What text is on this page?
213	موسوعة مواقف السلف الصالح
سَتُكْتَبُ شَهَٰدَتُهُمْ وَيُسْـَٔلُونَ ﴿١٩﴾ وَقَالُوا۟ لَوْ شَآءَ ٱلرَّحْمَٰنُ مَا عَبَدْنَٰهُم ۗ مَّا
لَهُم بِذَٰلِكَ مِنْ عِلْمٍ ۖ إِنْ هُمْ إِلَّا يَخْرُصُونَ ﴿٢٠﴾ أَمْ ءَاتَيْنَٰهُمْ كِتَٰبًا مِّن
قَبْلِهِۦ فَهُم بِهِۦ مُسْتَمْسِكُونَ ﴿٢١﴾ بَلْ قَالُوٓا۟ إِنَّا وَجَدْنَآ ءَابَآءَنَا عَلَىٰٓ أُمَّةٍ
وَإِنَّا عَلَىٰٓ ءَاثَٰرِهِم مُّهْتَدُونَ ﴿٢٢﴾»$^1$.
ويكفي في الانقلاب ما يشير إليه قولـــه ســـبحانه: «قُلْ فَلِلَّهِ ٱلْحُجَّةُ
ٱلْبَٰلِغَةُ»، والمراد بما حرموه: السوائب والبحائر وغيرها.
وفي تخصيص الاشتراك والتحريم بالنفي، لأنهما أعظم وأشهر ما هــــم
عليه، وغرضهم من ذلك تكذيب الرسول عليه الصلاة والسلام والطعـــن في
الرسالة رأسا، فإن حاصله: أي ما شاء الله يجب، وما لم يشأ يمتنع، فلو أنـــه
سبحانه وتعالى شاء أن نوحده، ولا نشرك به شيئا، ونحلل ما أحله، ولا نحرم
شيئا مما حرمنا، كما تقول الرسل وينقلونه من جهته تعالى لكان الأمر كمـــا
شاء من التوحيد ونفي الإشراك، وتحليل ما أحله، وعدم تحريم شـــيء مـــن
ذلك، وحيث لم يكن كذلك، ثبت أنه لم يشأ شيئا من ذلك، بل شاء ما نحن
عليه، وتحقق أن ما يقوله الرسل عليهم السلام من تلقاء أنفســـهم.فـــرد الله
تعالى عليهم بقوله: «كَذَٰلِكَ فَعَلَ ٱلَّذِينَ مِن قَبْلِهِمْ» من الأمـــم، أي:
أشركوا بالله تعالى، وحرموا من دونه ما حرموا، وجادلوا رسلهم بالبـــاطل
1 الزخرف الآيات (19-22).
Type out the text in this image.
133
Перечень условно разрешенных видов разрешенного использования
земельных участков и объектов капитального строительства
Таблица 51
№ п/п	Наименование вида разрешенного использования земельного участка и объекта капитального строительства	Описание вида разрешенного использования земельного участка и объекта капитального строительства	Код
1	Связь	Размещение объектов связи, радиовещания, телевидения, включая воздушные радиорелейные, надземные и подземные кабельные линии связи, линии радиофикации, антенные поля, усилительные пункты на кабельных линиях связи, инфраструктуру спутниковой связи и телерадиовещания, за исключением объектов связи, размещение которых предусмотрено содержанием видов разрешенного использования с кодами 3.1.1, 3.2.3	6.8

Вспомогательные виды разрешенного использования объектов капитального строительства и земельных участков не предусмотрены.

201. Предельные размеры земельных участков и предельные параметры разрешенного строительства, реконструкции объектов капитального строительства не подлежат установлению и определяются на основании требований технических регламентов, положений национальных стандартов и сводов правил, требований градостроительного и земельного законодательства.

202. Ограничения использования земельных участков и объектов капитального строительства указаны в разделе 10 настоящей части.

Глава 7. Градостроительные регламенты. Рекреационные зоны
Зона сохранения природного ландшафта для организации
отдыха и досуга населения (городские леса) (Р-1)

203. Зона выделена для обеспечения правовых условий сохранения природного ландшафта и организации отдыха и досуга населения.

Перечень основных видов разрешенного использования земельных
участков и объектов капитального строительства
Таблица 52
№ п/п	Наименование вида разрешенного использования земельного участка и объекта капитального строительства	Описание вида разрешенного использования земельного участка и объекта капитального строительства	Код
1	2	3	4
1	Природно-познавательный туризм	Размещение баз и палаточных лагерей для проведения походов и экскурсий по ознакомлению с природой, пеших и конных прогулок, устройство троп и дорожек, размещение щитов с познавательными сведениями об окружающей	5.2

GOAL: Extract the full listing above without altering anything.

FULL SOLUTION:
What text is on this page?
213	موسوعة مواقف السلف الصالح
سَتُكْتَبُ شَهَٰدَتُهُمْ وَيُسْـَٔلُونَ ﴿١٩﴾ وَقَالُوا۟ لَوْ شَآءَ ٱلرَّحْمَٰنُ مَا عَبَدْنَٰهُم ۗ مَّا
لَهُم بِذَٰلِكَ مِنْ عِلْمٍ ۖ إِنْ هُمْ إِلَّا يَخْرُصُونَ ﴿٢٠﴾ أَمْ ءَاتَيْنَٰهُمْ كِتَٰبًا مِّن
قَبْلِهِۦ فَهُم بِهِۦ مُسْتَمْسِكُونَ ﴿٢١﴾ بَلْ قَالُوٓا۟ إِنَّا وَجَدْنَآ ءَابَآءَنَا عَلَىٰٓ أُمَّةٍ
وَإِنَّا عَلَىٰٓ ءَاثَٰرِهِم مُّهْتَدُونَ ﴿٢٢﴾»$^1$.
ويكفي في الانقلاب ما يشير إليه قولـــه ســـبحانه: «قُلْ فَلِلَّهِ ٱلْحُجَّةُ
ٱلْبَٰلِغَةُ»، والمراد بما حرموه: السوائب والبحائر وغيرها.
وفي تخصيص الاشتراك والتحريم بالنفي، لأنهما أعظم وأشهر ما هــــم
عليه، وغرضهم من ذلك تكذيب الرسول عليه الصلاة والسلام والطعـــن في
الرسالة رأسا، فإن حاصله: أي ما شاء الله يجب، وما لم يشأ يمتنع، فلو أنـــه
سبحانه وتعالى شاء أن نوحده، ولا نشرك به شيئا، ونحلل ما أحله، ولا نحرم
شيئا مما حرمنا، كما تقول الرسل وينقلونه من جهته تعالى لكان الأمر كمـــا
شاء من التوحيد ونفي الإشراك، وتحليل ما أحله، وعدم تحريم شـــيء مـــن
ذلك، وحيث لم يكن كذلك، ثبت أنه لم يشأ شيئا من ذلك، بل شاء ما نحن
عليه، وتحقق أن ما يقوله الرسل عليهم السلام من تلقاء أنفســـهم.فـــرد الله
تعالى عليهم بقوله: «كَذَٰلِكَ فَعَلَ ٱلَّذِينَ مِن قَبْلِهِمْ» من الأمـــم، أي:
أشركوا بالله تعالى، وحرموا من دونه ما حرموا، وجادلوا رسلهم بالبـــاطل
1 الزخرف الآيات (19-22).
Type out the text in this image.
133
Перечень условно разрешенных видов разрешенного использования
земельных участков и объектов капитального строительства
Таблица 51
№ п/п	Наименование вида разрешенного использования земельного участка и объекта капитального строительства	Описание вида разрешенного использования земельного участка и объекта капитального строительства	Код
1	Связь	Размещение объектов связи, радиовещания, телевидения, включая воздушные радиорелейные, надземные и подземные кабельные линии связи, линии радиофикации, антенные поля, усилительные пункты на кабельных линиях связи, инфраструктуру спутниковой связи и телерадиовещания, за исключением объектов связи, размещение которых предусмотрено содержанием видов разрешенного использования с кодами 3.1.1, 3.2.3	6.8

Вспомогательные виды разрешенного использования объектов капитального строительства и земельных участков не предусмотрены.

201. Предельные размеры земельных участков и предельные параметры разрешенного строительства, реконструкции объектов капитального строительства не подлежат установлению и определяются на основании требований технических регламентов, положений национальных стандартов и сводов правил, требований градостроительного и земельного законодательства.

202. Ограничения использования земельных участков и объектов капитального строительства указаны в разделе 10 настоящей части.

Глава 7. Градостроительные регламенты. Рекреационные зоны
Зона сохранения природного ландшафта для организации
отдыха и досуга населения (городские леса) (Р-1)

203. Зона выделена для обеспечения правовых условий сохранения природного ландшафта и организации отдыха и досуга населения.

Перечень основных видов разрешенного использования земельных
участков и объектов капитального строительства
Таблица 52
№ п/п	Наименование вида разрешенного использования земельного участка и объекта капитального строительства	Описание вида разрешенного использования земельного участка и объекта капитального строительства	Код
1	2	3	4
1	Природно-познавательный туризм	Размещение баз и палаточных лагерей для проведения походов и экскурсий по ознакомлению с природой, пеших и конных прогулок, устройство троп и дорожек, размещение щитов с познавательными сведениями об окружающей	5.2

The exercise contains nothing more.